# THE PROBLEM:
List each line of the data in which the string "Hotspot" appears.

# INPUT:
────
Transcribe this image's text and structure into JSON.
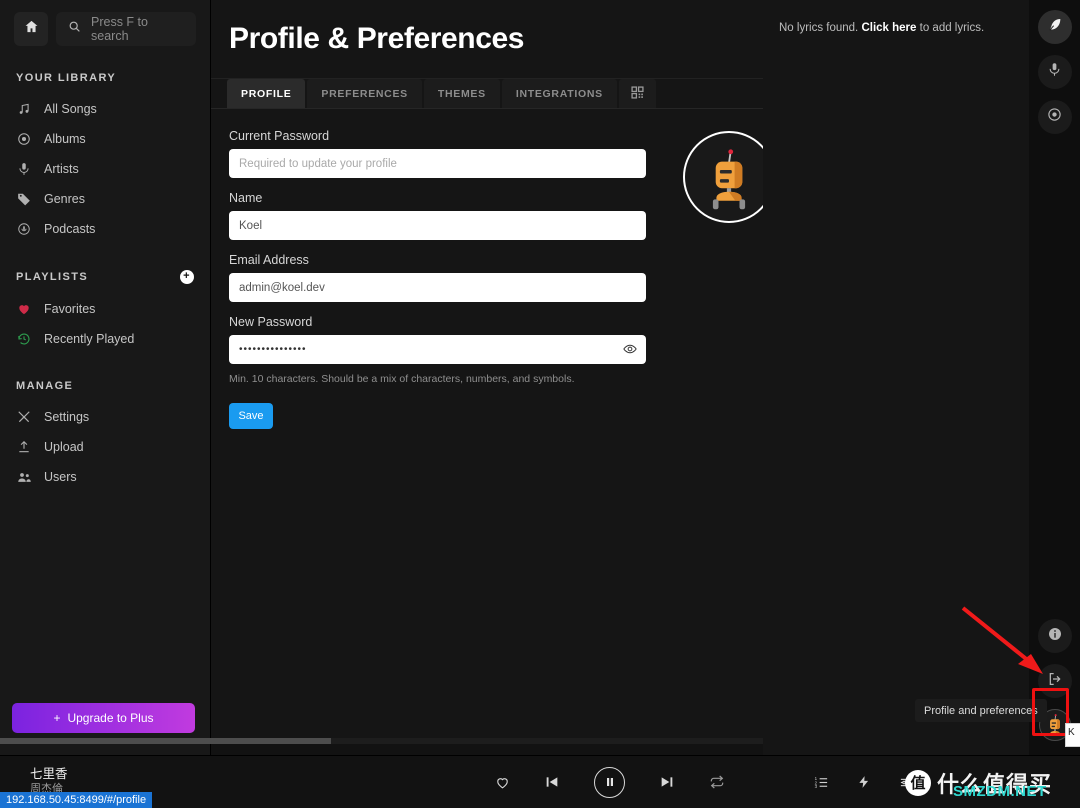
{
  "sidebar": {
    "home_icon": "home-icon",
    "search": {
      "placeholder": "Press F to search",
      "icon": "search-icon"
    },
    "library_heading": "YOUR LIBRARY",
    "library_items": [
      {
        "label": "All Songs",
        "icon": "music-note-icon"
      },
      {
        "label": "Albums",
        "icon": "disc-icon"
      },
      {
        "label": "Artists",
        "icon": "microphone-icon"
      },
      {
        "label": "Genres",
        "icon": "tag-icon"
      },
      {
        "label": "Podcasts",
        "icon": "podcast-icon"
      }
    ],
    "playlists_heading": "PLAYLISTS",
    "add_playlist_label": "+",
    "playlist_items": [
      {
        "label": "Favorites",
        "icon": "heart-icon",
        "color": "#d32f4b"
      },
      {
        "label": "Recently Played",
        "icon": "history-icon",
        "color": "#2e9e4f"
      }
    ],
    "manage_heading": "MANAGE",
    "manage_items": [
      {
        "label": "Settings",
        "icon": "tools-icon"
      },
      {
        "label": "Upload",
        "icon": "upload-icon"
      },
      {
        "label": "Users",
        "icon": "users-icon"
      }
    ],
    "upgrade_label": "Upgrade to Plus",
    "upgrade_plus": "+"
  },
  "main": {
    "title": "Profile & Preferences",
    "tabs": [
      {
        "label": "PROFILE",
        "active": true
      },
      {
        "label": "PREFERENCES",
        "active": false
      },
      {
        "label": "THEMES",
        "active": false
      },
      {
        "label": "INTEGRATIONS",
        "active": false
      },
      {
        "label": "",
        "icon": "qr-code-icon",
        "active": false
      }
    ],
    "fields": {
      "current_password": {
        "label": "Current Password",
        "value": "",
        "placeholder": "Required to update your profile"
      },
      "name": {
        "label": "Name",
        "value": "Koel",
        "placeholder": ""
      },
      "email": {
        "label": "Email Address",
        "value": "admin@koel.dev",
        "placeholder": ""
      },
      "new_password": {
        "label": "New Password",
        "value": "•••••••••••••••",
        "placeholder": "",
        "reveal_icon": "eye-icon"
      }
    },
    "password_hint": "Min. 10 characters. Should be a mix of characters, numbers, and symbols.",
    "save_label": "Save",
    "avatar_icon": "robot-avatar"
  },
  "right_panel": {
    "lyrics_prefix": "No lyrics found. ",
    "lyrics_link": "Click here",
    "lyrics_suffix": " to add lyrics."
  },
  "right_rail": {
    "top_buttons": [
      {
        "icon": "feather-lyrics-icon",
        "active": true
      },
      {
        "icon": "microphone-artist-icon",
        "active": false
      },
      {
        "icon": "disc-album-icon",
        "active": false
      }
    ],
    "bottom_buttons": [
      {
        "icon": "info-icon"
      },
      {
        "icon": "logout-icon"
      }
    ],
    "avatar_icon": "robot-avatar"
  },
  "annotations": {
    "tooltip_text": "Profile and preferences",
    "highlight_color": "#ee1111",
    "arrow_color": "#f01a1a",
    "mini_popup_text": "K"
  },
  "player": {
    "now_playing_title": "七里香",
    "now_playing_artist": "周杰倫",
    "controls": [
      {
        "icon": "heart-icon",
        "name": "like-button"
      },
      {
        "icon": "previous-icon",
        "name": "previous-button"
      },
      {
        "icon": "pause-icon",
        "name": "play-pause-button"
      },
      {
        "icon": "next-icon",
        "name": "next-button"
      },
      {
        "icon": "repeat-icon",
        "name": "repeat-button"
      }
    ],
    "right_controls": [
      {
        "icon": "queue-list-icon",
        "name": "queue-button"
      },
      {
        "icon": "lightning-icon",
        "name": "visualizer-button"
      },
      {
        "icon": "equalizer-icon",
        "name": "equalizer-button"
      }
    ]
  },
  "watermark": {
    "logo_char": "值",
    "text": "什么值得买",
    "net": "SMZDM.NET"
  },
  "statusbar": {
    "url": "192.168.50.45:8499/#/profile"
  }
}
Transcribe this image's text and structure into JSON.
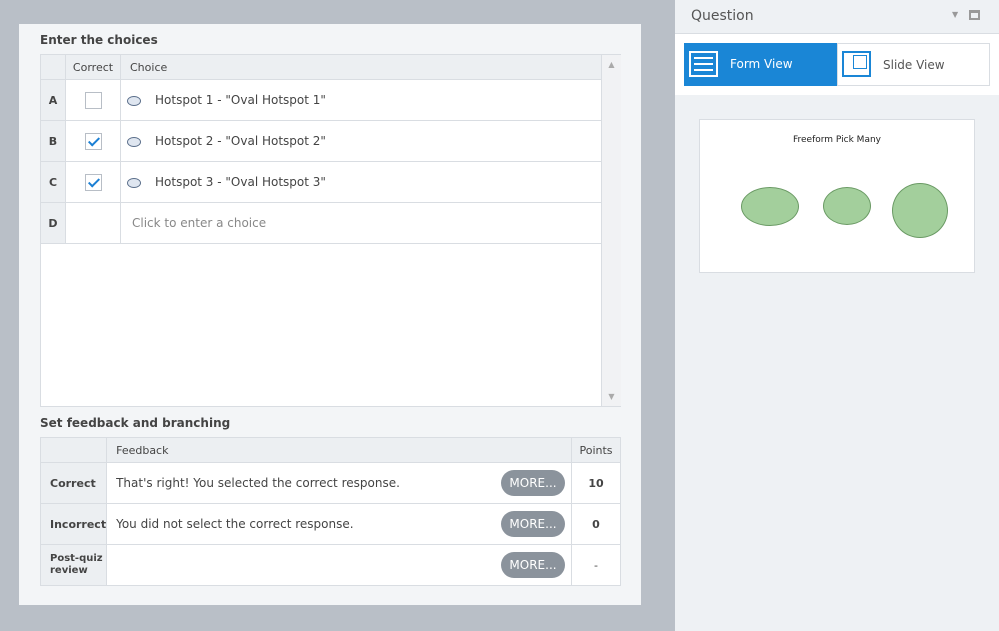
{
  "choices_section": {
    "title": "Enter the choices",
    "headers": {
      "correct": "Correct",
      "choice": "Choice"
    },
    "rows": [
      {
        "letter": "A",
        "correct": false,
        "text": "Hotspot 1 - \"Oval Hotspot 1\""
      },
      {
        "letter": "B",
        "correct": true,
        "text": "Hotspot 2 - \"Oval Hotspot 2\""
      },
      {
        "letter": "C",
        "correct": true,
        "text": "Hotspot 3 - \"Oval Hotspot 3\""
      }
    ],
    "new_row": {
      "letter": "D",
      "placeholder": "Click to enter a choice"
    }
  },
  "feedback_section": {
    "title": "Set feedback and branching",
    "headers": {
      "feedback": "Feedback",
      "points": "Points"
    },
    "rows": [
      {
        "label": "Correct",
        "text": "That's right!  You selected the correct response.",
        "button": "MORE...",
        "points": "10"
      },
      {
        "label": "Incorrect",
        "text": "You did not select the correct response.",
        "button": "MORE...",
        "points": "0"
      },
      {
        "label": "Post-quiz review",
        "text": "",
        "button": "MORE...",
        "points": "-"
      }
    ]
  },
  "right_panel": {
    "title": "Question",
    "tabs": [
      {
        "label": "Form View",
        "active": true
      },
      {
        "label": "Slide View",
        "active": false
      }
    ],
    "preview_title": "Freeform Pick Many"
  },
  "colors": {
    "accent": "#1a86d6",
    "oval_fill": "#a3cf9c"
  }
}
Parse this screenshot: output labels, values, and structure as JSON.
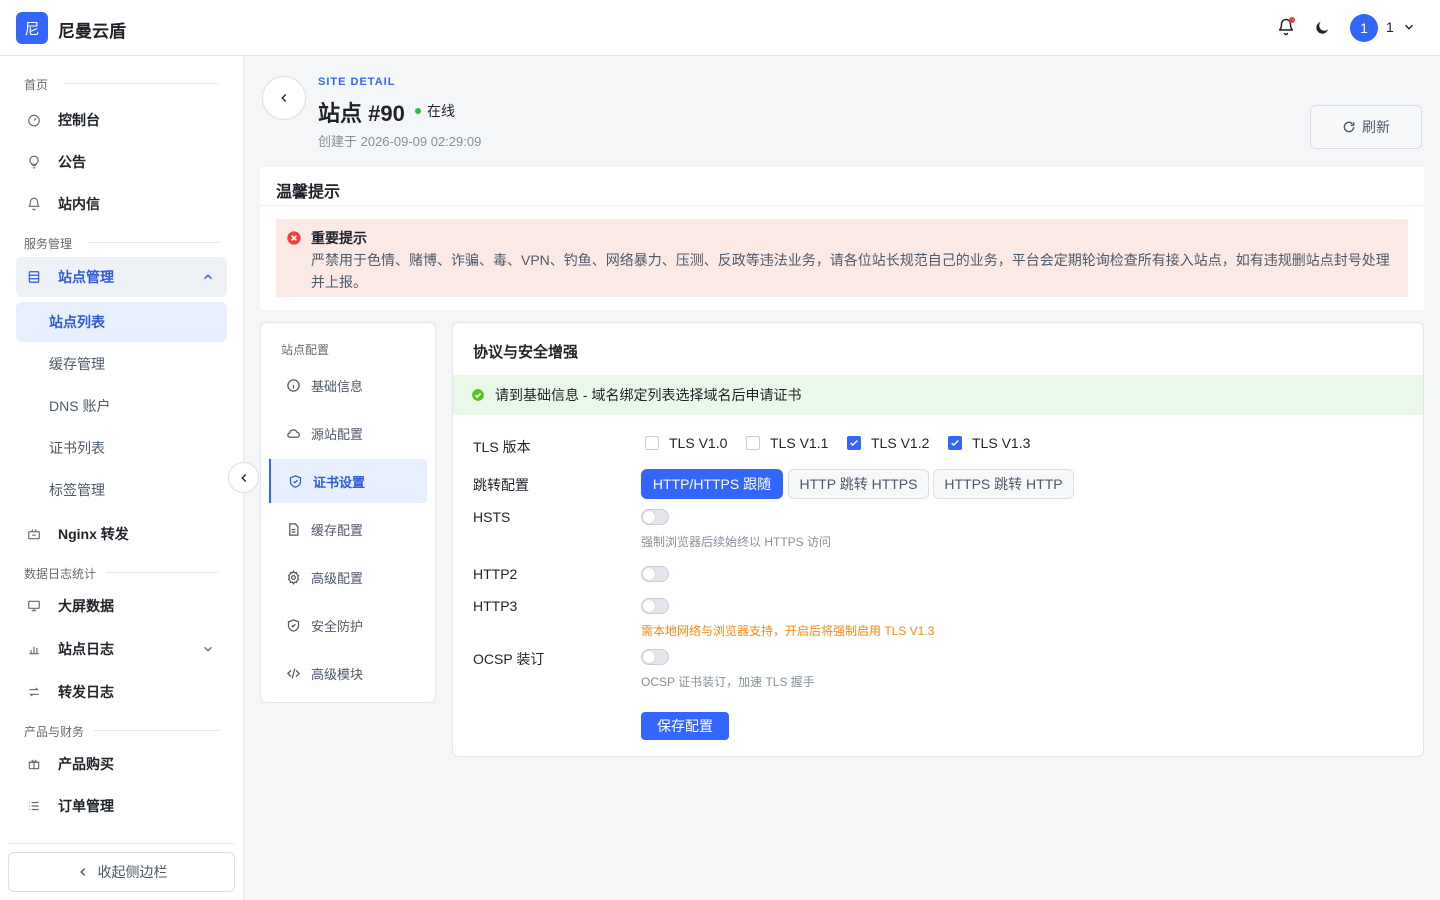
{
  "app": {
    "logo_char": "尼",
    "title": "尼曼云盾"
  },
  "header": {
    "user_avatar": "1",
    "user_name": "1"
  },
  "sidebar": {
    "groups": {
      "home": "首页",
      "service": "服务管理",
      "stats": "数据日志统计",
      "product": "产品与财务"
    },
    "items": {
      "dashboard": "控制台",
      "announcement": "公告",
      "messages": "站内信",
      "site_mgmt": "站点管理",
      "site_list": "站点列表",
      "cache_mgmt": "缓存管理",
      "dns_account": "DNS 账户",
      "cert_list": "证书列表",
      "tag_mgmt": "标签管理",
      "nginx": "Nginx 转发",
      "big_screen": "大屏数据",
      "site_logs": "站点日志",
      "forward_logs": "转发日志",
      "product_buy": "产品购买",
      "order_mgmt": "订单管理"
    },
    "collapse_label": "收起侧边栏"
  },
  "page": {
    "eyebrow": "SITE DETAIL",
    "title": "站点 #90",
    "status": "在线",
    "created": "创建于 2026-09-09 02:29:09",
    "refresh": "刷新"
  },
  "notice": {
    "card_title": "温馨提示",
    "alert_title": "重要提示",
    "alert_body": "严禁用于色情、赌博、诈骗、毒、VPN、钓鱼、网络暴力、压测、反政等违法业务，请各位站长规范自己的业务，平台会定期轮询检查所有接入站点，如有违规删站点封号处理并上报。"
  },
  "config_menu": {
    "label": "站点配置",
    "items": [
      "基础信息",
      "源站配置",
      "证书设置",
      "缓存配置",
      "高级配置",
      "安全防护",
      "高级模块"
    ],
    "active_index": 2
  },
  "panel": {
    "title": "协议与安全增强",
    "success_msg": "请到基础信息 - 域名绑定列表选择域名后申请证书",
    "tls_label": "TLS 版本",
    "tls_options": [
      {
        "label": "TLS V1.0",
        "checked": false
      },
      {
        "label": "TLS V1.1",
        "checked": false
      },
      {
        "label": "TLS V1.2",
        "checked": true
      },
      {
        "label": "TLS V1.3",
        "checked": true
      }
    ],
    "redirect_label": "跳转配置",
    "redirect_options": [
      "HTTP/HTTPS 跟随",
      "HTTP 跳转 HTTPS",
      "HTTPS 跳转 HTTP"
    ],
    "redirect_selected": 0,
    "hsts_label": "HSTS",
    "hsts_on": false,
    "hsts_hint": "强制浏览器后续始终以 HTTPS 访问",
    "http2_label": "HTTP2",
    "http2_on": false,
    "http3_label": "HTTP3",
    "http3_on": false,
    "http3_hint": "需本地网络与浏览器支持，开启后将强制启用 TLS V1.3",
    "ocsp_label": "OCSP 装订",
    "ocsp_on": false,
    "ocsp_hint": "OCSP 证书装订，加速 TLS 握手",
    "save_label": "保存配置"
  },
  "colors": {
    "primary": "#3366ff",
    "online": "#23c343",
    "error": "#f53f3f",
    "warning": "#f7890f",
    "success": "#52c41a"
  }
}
────
# RESULT BELOW:
        "text": "Hotspot 1 - \"Oval Hotspot 1\""
        "text": "Hotspot 2 - \"Oval Hotspot 2\""
        "text": "Hotspot 3 - \"Oval Hotspot 3\""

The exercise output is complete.